__Supplied records__

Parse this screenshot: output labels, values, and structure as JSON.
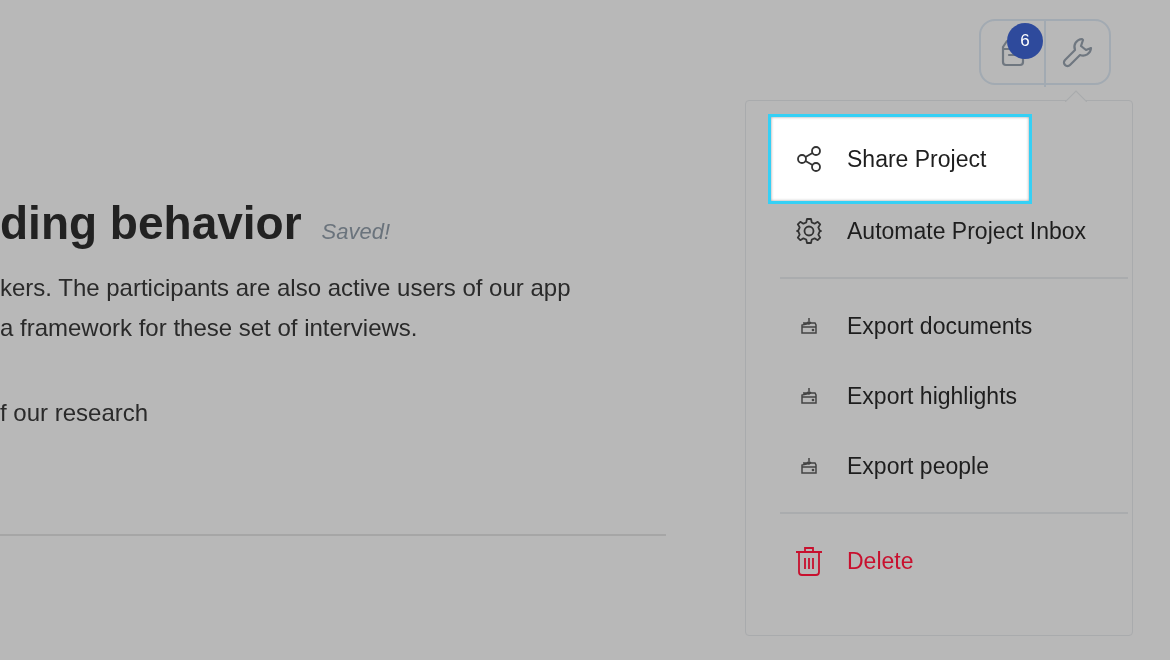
{
  "document": {
    "title": "ding behavior",
    "save_status": "Saved!",
    "paragraphs": [
      "kers. The participants are also active users of our app",
      "a framework for these set of interviews.",
      "f our research"
    ]
  },
  "toolbar": {
    "inbox_badge": "6"
  },
  "menu": {
    "sections": [
      {
        "items": [
          {
            "label": "Share Project",
            "kind": "share",
            "selected": true
          },
          {
            "label": "Automate Project Inbox",
            "kind": "settings",
            "selected": false
          }
        ]
      },
      {
        "items": [
          {
            "label": "Export documents",
            "kind": "export",
            "selected": false
          },
          {
            "label": "Export highlights",
            "kind": "export",
            "selected": false
          },
          {
            "label": "Export people",
            "kind": "export",
            "selected": false
          }
        ]
      },
      {
        "items": [
          {
            "label": "Delete",
            "kind": "delete",
            "selected": false
          }
        ]
      }
    ]
  }
}
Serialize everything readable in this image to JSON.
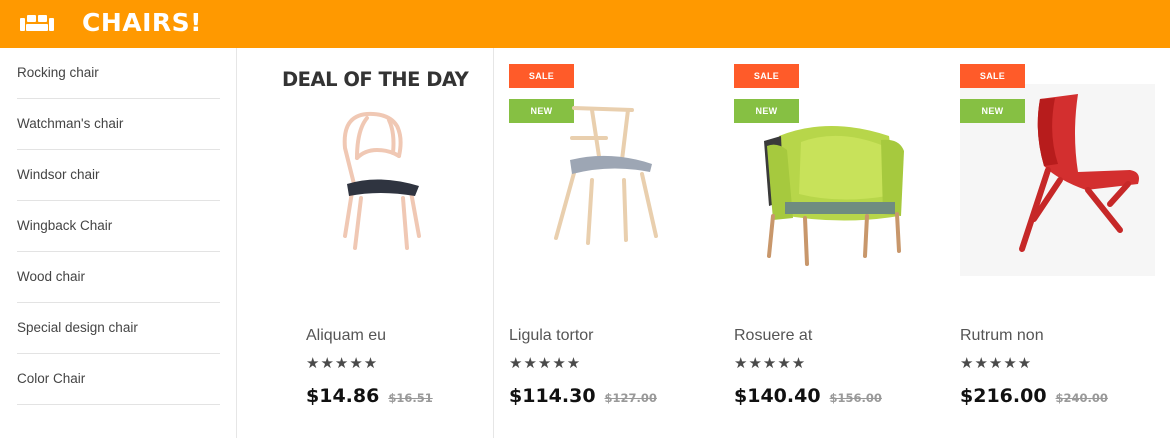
{
  "header": {
    "title": "CHAIRS!",
    "icon": "sofa-icon"
  },
  "sidebar": {
    "items": [
      {
        "label": "Rocking chair"
      },
      {
        "label": "Watchman's chair"
      },
      {
        "label": "Windsor chair"
      },
      {
        "label": "Wingback Chair"
      },
      {
        "label": "Wood chair"
      },
      {
        "label": "Special design chair"
      },
      {
        "label": "Color Chair"
      }
    ]
  },
  "deal": {
    "title": "DEAL OF THE DAY"
  },
  "badges": {
    "sale": "SALE",
    "new": "NEW"
  },
  "products": [
    {
      "name": "Aliquam eu",
      "stars": "★★★★★",
      "price": "$14.86",
      "old_price": "$16.51"
    },
    {
      "name": "Ligula tortor",
      "stars": "★★★★★",
      "price": "$114.30",
      "old_price": "$127.00"
    },
    {
      "name": "Rosuere at",
      "stars": "★★★★★",
      "price": "$140.40",
      "old_price": "$156.00"
    },
    {
      "name": "Rutrum non",
      "stars": "★★★★★",
      "price": "$216.00",
      "old_price": "$240.00"
    }
  ],
  "colors": {
    "header": "#ff9900",
    "sale": "#ff5b29",
    "new": "#86c043"
  }
}
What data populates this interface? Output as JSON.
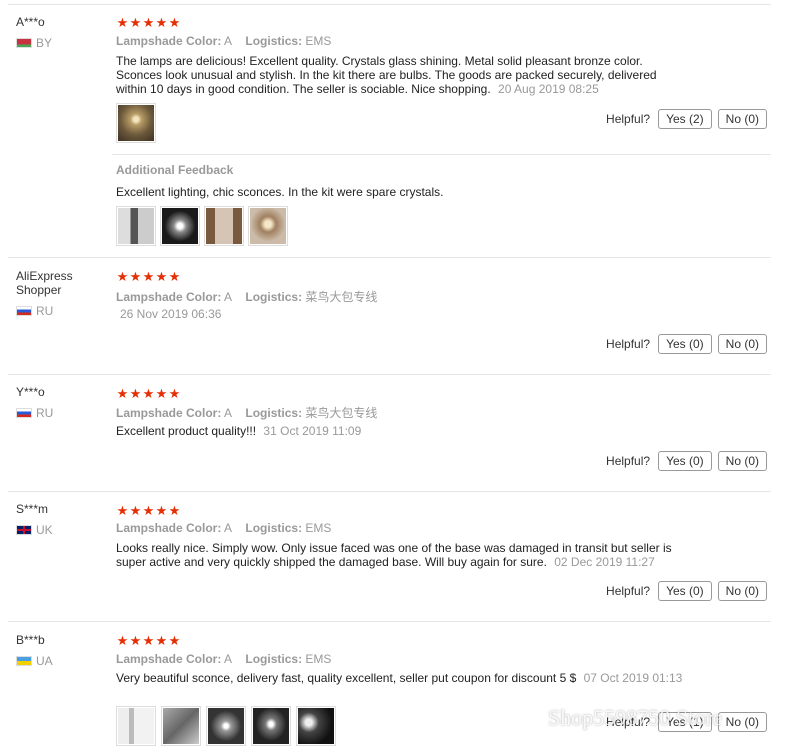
{
  "helpful_label": "Helpful?",
  "attr_keys": {
    "color": "Lampshade Color:",
    "logistics": "Logistics:"
  },
  "additional_feedback_title": "Additional Feedback",
  "reviews": [
    {
      "user": "A***o",
      "country": "BY",
      "rating": 5,
      "color": "A",
      "logistics": "EMS",
      "text": "The lamps are delicious! Excellent quality. Crystals glass shining. Metal solid pleasant bronze color. Sconces look unusual and stylish. In the kit there are bulbs. The goods are packed securely, delivered within 10 days in good condition. The seller is sociable. Nice shopping.",
      "date": "20 Aug 2019 08:25",
      "yes": "Yes (2)",
      "no": "No (0)",
      "photos": [
        "sconce-photo"
      ],
      "additional_text": "Excellent lighting, chic sconces. In the kit were spare crystals.",
      "additional_photos": [
        "sconce-photo",
        "sconce-photo",
        "sconce-photo",
        "sconce-photo"
      ]
    },
    {
      "user": "AliExpress Shopper",
      "country": "RU",
      "rating": 5,
      "color": "A",
      "logistics": "菜鸟大包专线",
      "date": "26 Nov 2019 06:36",
      "yes": "Yes (0)",
      "no": "No (0)"
    },
    {
      "user": "Y***o",
      "country": "RU",
      "rating": 5,
      "color": "A",
      "logistics": "菜鸟大包专线",
      "text": "Excellent product quality!!!",
      "date": "31 Oct 2019 11:09",
      "yes": "Yes (0)",
      "no": "No (0)"
    },
    {
      "user": "S***m",
      "country": "UK",
      "rating": 5,
      "color": "A",
      "logistics": "EMS",
      "text": "Looks really nice. Simply wow. Only issue faced was one of the base was damaged in transit but seller is super active and very quickly shipped the damaged base. Will buy again for sure.",
      "date": "02 Dec 2019 11:27",
      "yes": "Yes (0)",
      "no": "No (0)"
    },
    {
      "user": "B***b",
      "country": "UA",
      "rating": 5,
      "color": "A",
      "logistics": "EMS",
      "text": "Very beautiful sconce, delivery fast, quality excellent, seller put coupon for discount 5 $",
      "date": "07 Oct 2019 01:13",
      "yes": "Yes (1)",
      "no": "No (0)",
      "photos": [
        "sconce-photo",
        "sconce-photo",
        "sconce-photo",
        "sconce-photo",
        "sconce-photo"
      ]
    }
  ],
  "watermark": "Shop5598750 Store",
  "colors": {
    "star": "#e62e04",
    "muted": "#999999",
    "border": "#e6e6e6"
  }
}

__What you are asked to do__
Pictures are to be left out; the records above must be repeated word for word.

__The output__
Parse this screenshot: output labels, values, and structure as JSON.
{
  "document": {
    "title": "ding behavior",
    "save_status": "Saved!",
    "paragraphs": [
      "kers. The participants are also active users of our app",
      "a framework for these set of interviews.",
      "f our research"
    ]
  },
  "toolbar": {
    "inbox_badge": "6"
  },
  "menu": {
    "sections": [
      {
        "items": [
          {
            "label": "Share Project",
            "kind": "share",
            "selected": true
          },
          {
            "label": "Automate Project Inbox",
            "kind": "settings",
            "selected": false
          }
        ]
      },
      {
        "items": [
          {
            "label": "Export documents",
            "kind": "export",
            "selected": false
          },
          {
            "label": "Export highlights",
            "kind": "export",
            "selected": false
          },
          {
            "label": "Export people",
            "kind": "export",
            "selected": false
          }
        ]
      },
      {
        "items": [
          {
            "label": "Delete",
            "kind": "delete",
            "selected": false
          }
        ]
      }
    ]
  }
}
Serialize everything readable in this image to JSON.
{
  "header": {
    "title": "CHAIRS!",
    "icon": "sofa-icon"
  },
  "sidebar": {
    "items": [
      {
        "label": "Rocking chair"
      },
      {
        "label": "Watchman's chair"
      },
      {
        "label": "Windsor chair"
      },
      {
        "label": "Wingback Chair"
      },
      {
        "label": "Wood chair"
      },
      {
        "label": "Special design chair"
      },
      {
        "label": "Color Chair"
      }
    ]
  },
  "deal": {
    "title": "DEAL OF THE DAY"
  },
  "badges": {
    "sale": "SALE",
    "new": "NEW"
  },
  "products": [
    {
      "name": "Aliquam eu",
      "stars": "★★★★★",
      "price": "$14.86",
      "old_price": "$16.51"
    },
    {
      "name": "Ligula tortor",
      "stars": "★★★★★",
      "price": "$114.30",
      "old_price": "$127.00"
    },
    {
      "name": "Rosuere at",
      "stars": "★★★★★",
      "price": "$140.40",
      "old_price": "$156.00"
    },
    {
      "name": "Rutrum non",
      "stars": "★★★★★",
      "price": "$216.00",
      "old_price": "$240.00"
    }
  ],
  "colors": {
    "header": "#ff9900",
    "sale": "#ff5b29",
    "new": "#86c043"
  }
}
What data populates this interface? Output as JSON.
{
  "helpful_label": "Helpful?",
  "attr_keys": {
    "color": "Lampshade Color:",
    "logistics": "Logistics:"
  },
  "additional_feedback_title": "Additional Feedback",
  "reviews": [
    {
      "user": "A***o",
      "country": "BY",
      "rating": 5,
      "color": "A",
      "logistics": "EMS",
      "text": "The lamps are delicious! Excellent quality. Crystals glass shining. Metal solid pleasant bronze color. Sconces look unusual and stylish. In the kit there are bulbs. The goods are packed securely, delivered within 10 days in good condition. The seller is sociable. Nice shopping.",
      "date": "20 Aug 2019 08:25",
      "yes": "Yes (2)",
      "no": "No (0)",
      "photos": [
        "sconce-photo"
      ],
      "additional_text": "Excellent lighting, chic sconces. In the kit were spare crystals.",
      "additional_photos": [
        "sconce-photo",
        "sconce-photo",
        "sconce-photo",
        "sconce-photo"
      ]
    },
    {
      "user": "AliExpress Shopper",
      "country": "RU",
      "rating": 5,
      "color": "A",
      "logistics": "菜鸟大包专线",
      "date": "26 Nov 2019 06:36",
      "yes": "Yes (0)",
      "no": "No (0)"
    },
    {
      "user": "Y***o",
      "country": "RU",
      "rating": 5,
      "color": "A",
      "logistics": "菜鸟大包专线",
      "text": "Excellent product quality!!!",
      "date": "31 Oct 2019 11:09",
      "yes": "Yes (0)",
      "no": "No (0)"
    },
    {
      "user": "S***m",
      "country": "UK",
      "rating": 5,
      "color": "A",
      "logistics": "EMS",
      "text": "Looks really nice. Simply wow. Only issue faced was one of the base was damaged in transit but seller is super active and very quickly shipped the damaged base. Will buy again for sure.",
      "date": "02 Dec 2019 11:27",
      "yes": "Yes (0)",
      "no": "No (0)"
    },
    {
      "user": "B***b",
      "country": "UA",
      "rating": 5,
      "color": "A",
      "logistics": "EMS",
      "text": "Very beautiful sconce, delivery fast, quality excellent, seller put coupon for discount 5 $",
      "date": "07 Oct 2019 01:13",
      "yes": "Yes (1)",
      "no": "No (0)",
      "photos": [
        "sconce-photo",
        "sconce-photo",
        "sconce-photo",
        "sconce-photo",
        "sconce-photo"
      ]
    }
  ],
  "watermark": "Shop5598750 Store",
  "colors": {
    "star": "#e62e04",
    "muted": "#999999",
    "border": "#e6e6e6"
  }
}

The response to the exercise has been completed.